• Data for processing
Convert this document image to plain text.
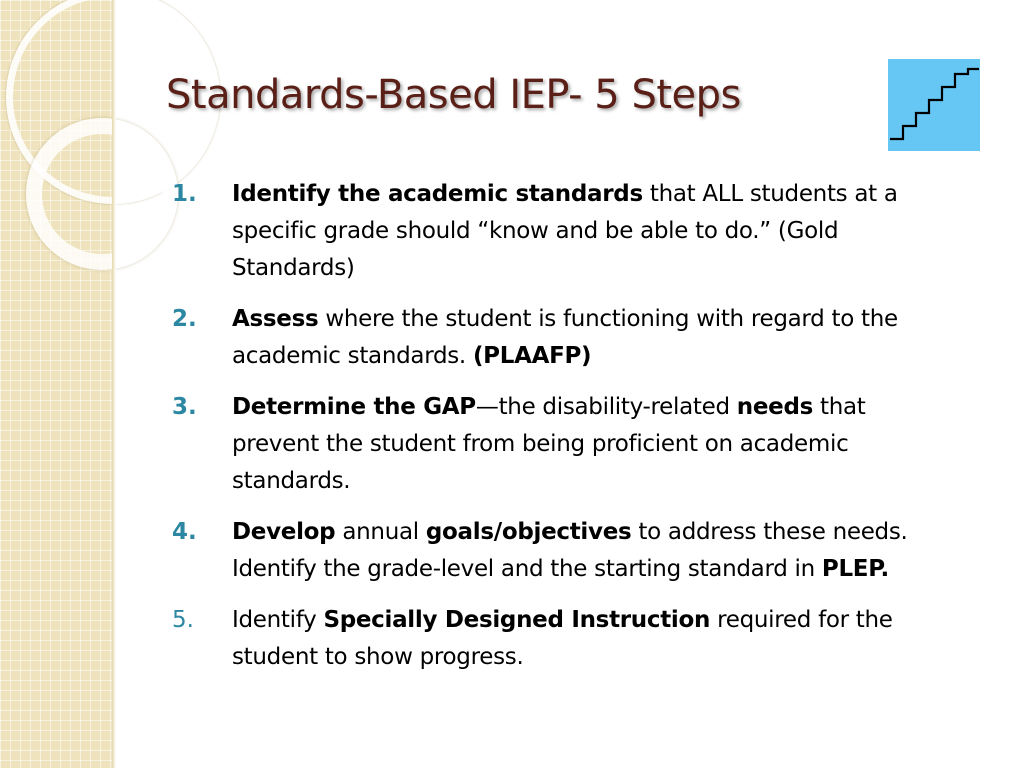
Standards-Based IEP- 5 Steps
1.	Identify the academic standards that ALL students at a specific grade should “know and be able to do.” (Gold Standards)
2.	Assess where the student is functioning with regard to the academic standards. (PLAAFP)
3.	Determine the GAP—the disability-related needs that prevent the student from being proficient on academic standards.
4.	Develop annual goals/objectives to address these needs. Identify the grade-level and the starting standard in PLEP.
5.	Identify Specially Designed Instruction required for the student to show progress.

• What needs to be done
Pictures don't belong in the copy. Transcribe every record exactly as it appears.

• Task response
Convert this document image to plain text.
Standards-Based IEP- 5 Steps
1.	Identify the academic standards that ALL students at a specific grade should “know and be able to do.” (Gold Standards)
2.	Assess where the student is functioning with regard to the academic standards. (PLAAFP)
3.	Determine the GAP—the disability-related needs that prevent the student from being proficient on academic standards.
4.	Develop annual goals/objectives to address these needs. Identify the grade-level and the starting standard in PLEP.
5.	Identify Specially Designed Instruction required for the student to show progress.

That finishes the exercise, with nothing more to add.